> Directions for this task: Copy all lines holding the word "color" from the entries.

──────── Entries

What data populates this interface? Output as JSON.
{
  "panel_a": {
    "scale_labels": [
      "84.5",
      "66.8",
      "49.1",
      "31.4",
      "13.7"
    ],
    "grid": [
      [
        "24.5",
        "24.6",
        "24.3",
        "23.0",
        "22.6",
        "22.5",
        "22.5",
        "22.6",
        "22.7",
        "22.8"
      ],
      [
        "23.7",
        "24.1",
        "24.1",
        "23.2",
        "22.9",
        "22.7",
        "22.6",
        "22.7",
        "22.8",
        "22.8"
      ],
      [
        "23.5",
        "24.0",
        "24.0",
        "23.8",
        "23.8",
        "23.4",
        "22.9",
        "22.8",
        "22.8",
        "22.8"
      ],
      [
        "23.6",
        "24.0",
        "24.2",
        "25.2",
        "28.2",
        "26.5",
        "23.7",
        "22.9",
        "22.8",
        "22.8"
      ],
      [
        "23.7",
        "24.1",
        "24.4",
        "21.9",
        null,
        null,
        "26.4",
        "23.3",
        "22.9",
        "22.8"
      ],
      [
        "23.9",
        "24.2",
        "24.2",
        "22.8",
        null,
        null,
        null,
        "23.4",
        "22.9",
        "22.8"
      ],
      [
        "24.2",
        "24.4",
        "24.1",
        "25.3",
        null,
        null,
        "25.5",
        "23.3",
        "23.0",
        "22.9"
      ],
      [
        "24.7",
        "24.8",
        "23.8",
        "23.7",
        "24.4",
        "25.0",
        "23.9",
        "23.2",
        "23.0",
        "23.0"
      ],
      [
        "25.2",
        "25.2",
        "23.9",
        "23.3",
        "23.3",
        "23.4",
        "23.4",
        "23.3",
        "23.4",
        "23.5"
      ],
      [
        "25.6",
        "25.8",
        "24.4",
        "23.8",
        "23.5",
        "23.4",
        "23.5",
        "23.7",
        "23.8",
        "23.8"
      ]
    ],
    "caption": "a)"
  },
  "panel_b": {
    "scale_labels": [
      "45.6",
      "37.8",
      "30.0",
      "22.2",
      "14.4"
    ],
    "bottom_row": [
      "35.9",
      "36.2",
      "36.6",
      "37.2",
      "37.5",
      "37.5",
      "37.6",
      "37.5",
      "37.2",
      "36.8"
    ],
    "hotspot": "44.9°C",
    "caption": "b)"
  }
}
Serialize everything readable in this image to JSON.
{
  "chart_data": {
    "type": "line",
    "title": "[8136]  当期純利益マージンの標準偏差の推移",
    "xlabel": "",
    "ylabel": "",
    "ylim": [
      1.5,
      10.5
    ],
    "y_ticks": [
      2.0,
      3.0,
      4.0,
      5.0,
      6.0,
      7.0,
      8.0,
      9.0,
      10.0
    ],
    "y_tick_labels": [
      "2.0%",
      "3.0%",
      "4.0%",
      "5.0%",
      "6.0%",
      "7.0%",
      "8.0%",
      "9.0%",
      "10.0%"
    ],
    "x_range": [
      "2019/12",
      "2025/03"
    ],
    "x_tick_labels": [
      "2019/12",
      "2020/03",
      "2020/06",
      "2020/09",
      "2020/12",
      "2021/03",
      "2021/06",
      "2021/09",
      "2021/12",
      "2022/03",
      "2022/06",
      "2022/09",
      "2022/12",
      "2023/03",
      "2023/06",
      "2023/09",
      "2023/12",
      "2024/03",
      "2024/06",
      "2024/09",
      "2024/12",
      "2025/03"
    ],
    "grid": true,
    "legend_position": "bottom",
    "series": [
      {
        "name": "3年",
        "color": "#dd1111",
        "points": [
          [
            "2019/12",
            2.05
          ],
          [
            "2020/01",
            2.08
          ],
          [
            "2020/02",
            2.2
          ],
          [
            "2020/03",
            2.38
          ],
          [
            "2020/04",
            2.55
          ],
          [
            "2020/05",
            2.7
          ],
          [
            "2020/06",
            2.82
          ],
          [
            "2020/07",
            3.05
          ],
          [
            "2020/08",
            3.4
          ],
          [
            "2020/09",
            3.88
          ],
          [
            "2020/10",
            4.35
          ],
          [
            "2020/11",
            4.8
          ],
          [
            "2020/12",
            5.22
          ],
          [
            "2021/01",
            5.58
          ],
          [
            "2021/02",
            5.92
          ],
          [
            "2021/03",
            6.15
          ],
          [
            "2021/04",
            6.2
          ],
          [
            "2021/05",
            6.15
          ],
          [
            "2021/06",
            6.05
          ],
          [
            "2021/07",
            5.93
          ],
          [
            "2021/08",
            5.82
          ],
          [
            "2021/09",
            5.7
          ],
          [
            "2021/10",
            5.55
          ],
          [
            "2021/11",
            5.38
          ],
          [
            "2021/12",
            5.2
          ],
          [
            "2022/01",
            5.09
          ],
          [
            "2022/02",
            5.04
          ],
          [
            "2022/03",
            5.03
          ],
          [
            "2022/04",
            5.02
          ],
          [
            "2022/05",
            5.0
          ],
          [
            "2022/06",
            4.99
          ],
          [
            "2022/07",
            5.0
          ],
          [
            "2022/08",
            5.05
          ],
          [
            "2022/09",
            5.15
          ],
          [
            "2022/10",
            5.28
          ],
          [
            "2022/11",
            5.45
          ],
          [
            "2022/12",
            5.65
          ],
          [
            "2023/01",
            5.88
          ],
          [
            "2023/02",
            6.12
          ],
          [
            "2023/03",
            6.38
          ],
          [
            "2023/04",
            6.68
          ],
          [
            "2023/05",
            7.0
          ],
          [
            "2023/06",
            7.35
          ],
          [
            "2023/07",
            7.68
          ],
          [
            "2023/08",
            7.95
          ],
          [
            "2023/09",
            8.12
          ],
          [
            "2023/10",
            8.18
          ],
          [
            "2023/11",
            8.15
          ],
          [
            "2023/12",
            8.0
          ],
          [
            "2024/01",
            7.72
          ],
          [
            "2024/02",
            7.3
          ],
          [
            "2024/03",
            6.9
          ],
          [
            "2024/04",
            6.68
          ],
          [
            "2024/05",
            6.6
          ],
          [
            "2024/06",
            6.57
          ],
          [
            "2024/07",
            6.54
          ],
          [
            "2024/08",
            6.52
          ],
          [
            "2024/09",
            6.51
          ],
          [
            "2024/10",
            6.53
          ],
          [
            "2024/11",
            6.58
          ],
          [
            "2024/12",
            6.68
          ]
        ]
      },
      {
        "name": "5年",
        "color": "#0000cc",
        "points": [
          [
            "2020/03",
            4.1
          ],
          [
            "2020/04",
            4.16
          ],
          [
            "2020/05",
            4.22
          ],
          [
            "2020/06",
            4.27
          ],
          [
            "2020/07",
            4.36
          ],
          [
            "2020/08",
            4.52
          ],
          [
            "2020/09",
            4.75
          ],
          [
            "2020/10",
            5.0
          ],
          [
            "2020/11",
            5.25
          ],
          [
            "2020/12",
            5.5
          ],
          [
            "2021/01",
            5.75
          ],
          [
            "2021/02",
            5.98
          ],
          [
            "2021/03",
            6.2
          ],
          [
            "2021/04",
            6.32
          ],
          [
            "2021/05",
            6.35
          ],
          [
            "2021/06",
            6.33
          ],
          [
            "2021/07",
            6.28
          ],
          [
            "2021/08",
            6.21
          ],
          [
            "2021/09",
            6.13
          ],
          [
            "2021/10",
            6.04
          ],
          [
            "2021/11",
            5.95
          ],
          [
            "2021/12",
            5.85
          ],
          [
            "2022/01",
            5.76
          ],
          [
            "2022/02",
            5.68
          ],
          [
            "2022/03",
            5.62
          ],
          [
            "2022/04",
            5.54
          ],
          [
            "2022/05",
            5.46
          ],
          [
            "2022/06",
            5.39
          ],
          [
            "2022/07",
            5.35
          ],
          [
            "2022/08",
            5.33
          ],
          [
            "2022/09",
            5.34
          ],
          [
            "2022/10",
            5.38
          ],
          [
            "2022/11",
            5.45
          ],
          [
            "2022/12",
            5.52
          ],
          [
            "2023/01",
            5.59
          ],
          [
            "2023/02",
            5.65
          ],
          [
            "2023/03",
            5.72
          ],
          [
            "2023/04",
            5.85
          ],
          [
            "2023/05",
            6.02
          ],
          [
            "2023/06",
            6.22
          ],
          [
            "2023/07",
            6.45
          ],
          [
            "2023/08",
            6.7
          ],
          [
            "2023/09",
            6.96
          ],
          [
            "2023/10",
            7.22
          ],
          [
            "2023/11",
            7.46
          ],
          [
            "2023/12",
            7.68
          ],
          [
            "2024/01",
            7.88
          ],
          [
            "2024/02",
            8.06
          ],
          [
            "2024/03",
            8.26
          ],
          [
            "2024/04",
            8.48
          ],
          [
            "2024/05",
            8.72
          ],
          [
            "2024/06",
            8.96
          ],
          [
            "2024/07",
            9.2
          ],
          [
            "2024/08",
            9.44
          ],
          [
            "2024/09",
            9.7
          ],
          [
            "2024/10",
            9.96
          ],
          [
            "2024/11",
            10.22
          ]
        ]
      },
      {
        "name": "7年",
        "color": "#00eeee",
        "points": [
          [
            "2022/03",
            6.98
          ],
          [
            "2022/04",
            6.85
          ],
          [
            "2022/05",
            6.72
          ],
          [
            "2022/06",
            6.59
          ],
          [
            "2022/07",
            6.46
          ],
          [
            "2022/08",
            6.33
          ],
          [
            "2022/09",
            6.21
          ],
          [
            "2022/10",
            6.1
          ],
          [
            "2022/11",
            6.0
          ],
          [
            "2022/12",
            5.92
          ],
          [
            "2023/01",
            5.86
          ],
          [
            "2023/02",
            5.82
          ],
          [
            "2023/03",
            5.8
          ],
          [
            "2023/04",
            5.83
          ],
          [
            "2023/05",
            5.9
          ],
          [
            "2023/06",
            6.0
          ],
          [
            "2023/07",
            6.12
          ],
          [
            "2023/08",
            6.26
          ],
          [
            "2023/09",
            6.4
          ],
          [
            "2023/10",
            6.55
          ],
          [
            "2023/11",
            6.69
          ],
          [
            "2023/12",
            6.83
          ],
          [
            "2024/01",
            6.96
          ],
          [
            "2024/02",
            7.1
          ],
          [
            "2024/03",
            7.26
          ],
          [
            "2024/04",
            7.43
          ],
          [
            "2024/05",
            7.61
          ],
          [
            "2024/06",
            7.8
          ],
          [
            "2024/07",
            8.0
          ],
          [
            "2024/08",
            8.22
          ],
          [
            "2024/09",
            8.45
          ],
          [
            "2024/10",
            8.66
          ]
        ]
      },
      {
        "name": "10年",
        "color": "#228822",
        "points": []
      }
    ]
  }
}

────────────────

> Reply:
        "color": "#dd1111",
        "color": "#0000cc",
        "color": "#00eeee",
        "color": "#228822",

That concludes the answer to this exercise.